Despite rain, Rowan United Way Day of Caring still a success
Published 12:10 am Friday, March 20, 2015
By Shavonne Walker
“It’s a tepee!” Gracie Osborne screamed in excitement.
The 5-year-old was getting a sneak peek at the outdoor project being created for her and the other children at Partners in Learning. The tepee stood about 12 feet high and was suspended a few inches off the ground and supported by wooded beams.
The project was one of many being brought to life by hundreds of volunteers through the United Way of Rowan County’s annual Day of Caring. The event creates an opportunity for volunteers to take on projects for businesses and schools. The businesses and schools come up with projects, be it painting, building or landscaping, and the volunteers spend the day making it happen.
Volunteers gathered before the work began at the Hurley Family YMCA for breakfast supplied by the Rowan Rotary Club and Salisbury Kiwanis Club. Then they spent much of the day working on projects.
The tepee was an idea Partners in Learning Director Norma Honeycutt found on the online pin board site Pinterest. The children will use it as a reading area.
“We have a natural learning environment and are always looking for ways to keep it natural. Our kids spend lots of time outdoors,” she said.
Past projects taken on by Day of Caring volunteers have been a creek, a music garden and a reading hut.
“I’m very grateful my job allows me to do this,” said Joan Correll.
Correll was one of seven volunteers from Akzo Nobel who helped put the tepee together.
Correll has volunteered on Day of Caring for the last 15 years.
“I believe in the United Way, in what they do, the people they help and I’m just glad to be a part of it,” she said.
Project Coordinator Paul Robertson has also been volunteering on Day of Caring for the last 15 years and has been coordinating projects since 2009, he said.
On Wednesday, the volunteers put up the wooden frame for the tepee and returned Thursday to complete the project. The project involved finding a small trampoline mat that was pulled taut and a waterproof canvas as a cover.
Robertson said the Akzo Nobel group took on another project at Knollwood Elementary School to create a lost-and-found box as well as a bench inside a multipurpose room.
“It’s pretty cool,” said Liam Hasselman getting inside the tepee.
The weather kept a group from the city of Salisbury from completing their outdoor reading project at Southeast Middle School, but they have plans to continue today, said site coordinator Brad Walworth.
Walworth is a Southeast guidance counselor and the on-site liaison for the project. The volunteers started Wednesday by erecting a wooden open structure and intended to cover it with a metal roof on Thursday. The reading room is 14 feet by 20 feet.

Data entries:
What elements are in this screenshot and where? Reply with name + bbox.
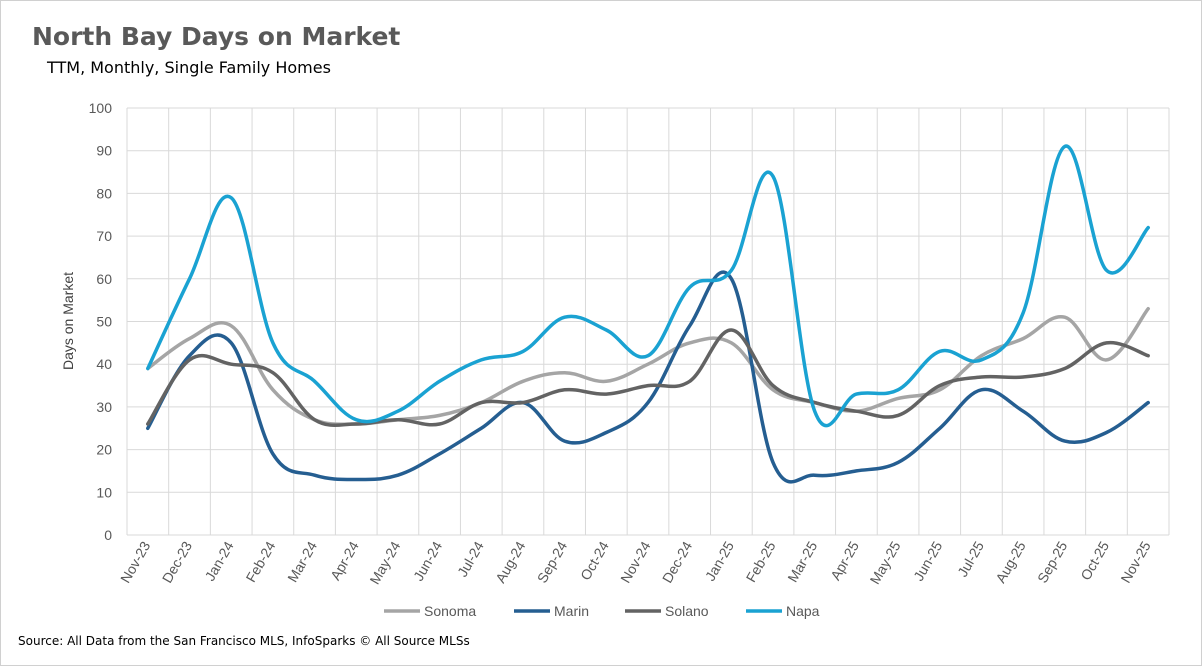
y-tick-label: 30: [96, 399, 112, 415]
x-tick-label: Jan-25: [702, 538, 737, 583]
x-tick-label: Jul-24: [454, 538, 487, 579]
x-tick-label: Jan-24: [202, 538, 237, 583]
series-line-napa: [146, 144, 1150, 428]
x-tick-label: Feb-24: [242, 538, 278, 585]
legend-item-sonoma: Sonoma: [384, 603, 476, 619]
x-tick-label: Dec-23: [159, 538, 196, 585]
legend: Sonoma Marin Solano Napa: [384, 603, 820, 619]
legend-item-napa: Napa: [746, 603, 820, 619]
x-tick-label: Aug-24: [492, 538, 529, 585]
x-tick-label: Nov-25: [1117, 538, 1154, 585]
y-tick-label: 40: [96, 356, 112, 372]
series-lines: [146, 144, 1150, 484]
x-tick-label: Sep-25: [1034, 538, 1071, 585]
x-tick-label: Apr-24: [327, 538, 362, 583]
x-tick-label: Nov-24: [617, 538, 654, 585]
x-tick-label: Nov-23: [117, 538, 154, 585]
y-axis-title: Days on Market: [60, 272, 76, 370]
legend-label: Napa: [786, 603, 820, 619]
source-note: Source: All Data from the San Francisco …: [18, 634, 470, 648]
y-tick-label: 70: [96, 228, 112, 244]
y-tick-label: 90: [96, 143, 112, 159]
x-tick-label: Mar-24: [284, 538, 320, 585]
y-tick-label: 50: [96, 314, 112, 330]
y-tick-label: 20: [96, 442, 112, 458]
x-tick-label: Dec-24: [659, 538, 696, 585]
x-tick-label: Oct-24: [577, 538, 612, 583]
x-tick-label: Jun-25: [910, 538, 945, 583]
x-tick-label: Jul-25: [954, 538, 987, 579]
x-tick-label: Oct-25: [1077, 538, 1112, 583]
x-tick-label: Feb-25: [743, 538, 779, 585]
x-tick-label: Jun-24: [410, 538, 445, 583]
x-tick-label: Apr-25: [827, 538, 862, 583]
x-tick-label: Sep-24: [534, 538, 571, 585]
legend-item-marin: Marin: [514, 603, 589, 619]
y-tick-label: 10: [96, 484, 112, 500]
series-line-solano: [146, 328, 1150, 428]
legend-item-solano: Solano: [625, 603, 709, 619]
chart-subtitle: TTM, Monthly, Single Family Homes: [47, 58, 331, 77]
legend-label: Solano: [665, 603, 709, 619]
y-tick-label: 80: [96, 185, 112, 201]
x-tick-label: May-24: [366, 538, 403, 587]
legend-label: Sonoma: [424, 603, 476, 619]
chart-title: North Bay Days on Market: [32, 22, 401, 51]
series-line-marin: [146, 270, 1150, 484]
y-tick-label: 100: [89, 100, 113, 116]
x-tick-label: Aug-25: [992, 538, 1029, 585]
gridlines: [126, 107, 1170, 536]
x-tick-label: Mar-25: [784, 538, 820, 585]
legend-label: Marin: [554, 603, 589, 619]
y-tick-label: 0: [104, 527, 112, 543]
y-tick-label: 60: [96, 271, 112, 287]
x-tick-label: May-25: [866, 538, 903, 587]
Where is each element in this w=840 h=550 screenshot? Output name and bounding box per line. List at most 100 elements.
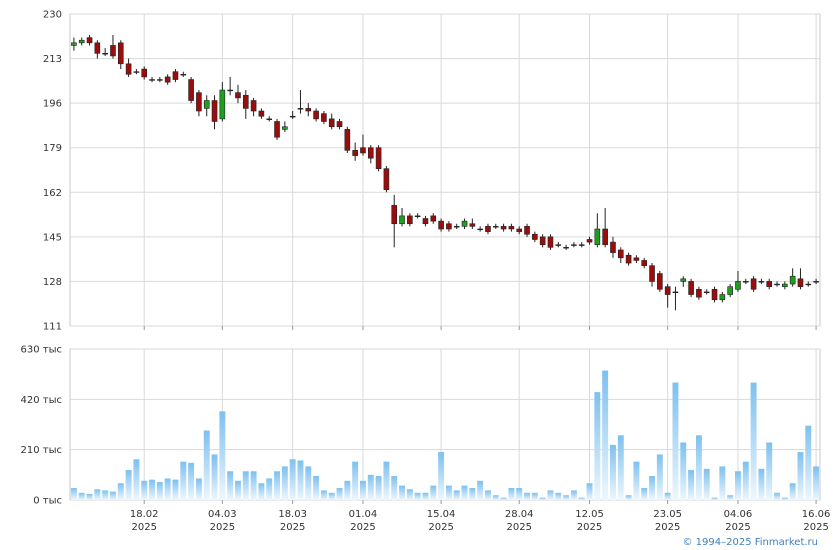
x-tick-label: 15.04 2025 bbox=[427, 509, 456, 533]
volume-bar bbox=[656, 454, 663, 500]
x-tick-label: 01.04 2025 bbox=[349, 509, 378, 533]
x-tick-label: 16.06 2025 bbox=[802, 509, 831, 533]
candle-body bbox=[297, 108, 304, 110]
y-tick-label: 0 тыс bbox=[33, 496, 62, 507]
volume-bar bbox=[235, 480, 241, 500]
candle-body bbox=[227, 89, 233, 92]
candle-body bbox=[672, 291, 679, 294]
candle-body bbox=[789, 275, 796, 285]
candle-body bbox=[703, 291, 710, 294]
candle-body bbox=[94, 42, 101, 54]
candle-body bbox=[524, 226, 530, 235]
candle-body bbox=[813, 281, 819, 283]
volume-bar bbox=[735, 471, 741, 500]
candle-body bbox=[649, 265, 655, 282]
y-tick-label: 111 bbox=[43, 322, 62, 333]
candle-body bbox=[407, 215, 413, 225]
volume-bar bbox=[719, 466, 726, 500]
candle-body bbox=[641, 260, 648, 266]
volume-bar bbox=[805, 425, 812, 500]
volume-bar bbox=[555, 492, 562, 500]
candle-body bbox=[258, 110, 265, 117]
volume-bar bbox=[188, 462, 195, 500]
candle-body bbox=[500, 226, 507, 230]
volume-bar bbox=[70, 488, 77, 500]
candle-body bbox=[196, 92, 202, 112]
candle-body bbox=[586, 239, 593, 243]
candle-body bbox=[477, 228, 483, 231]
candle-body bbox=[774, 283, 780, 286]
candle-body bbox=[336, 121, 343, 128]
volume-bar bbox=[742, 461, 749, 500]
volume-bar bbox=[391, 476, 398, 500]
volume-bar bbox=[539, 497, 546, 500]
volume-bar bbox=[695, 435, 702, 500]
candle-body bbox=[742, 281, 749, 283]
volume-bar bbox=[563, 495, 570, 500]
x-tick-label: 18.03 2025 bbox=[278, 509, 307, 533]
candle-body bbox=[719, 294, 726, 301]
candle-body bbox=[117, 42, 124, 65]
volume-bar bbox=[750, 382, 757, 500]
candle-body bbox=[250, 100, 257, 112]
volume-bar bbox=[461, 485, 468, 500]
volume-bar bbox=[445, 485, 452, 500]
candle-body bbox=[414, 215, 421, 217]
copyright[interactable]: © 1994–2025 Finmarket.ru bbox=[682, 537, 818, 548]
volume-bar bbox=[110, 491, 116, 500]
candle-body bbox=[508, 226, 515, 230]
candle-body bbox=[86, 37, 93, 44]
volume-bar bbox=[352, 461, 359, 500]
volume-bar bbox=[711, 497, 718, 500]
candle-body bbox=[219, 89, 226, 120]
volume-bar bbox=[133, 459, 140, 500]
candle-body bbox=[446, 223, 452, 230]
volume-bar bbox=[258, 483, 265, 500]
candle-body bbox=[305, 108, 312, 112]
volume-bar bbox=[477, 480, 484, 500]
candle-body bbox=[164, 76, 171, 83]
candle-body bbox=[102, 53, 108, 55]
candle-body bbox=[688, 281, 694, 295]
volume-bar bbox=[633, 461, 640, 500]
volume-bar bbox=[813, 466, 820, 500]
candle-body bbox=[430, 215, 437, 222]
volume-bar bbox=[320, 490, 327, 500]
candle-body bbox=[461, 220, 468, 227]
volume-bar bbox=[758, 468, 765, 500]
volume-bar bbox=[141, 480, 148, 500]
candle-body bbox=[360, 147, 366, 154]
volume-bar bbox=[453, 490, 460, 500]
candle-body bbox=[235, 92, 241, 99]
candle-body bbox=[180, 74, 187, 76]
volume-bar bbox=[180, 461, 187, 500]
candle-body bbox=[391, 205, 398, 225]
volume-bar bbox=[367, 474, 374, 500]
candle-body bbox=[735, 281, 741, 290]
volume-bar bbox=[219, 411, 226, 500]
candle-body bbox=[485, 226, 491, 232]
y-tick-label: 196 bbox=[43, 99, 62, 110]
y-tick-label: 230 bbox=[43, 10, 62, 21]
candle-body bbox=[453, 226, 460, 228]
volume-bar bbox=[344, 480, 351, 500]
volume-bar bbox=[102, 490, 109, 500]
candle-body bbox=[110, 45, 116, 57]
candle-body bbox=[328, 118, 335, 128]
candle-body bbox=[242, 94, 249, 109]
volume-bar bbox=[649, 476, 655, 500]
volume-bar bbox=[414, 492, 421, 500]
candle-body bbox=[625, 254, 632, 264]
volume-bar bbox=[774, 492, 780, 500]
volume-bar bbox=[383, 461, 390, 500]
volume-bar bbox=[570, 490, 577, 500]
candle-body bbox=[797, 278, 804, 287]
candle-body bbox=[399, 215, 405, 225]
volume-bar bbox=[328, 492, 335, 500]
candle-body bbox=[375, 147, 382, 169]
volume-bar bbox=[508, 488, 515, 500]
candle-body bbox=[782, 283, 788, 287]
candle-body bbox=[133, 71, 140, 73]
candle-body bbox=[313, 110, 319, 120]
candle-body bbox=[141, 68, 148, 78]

PARTS OF THE EXERCISE:
a. In the article about the Day of Caring, what will the children at Partners in Learning use the tepee for?
b. Turn the part of the data entries that opens with the line containing "x-tick-label: 15.04 2025" and closes with the line containing "candle-body bbox=[524, 226, 530, 235]" into a numbered list, leaving out blank lines.

CORRECT ANSWERS:
a. A reading area.

b.
1. x-tick-label: 15.04 2025 bbox=[427, 509, 456, 533]
2. volume-bar bbox=[656, 454, 663, 500]
3. x-tick-label: 01.04 2025 bbox=[349, 509, 378, 533]
4. x-tick-label: 16.06 2025 bbox=[802, 509, 831, 533]
5. candle-body bbox=[297, 108, 304, 110]
6. y-tick-label: 0 тыс bbox=[33, 496, 62, 507]
7. volume-bar bbox=[235, 480, 241, 500]
8. candle-body bbox=[227, 89, 233, 92]
9. candle-body bbox=[672, 291, 679, 294]
10. candle-body bbox=[789, 275, 796, 285]
11. candle-body bbox=[703, 291, 710, 294]
12. candle-body bbox=[94, 42, 101, 54]
13. candle-body bbox=[524, 226, 530, 235]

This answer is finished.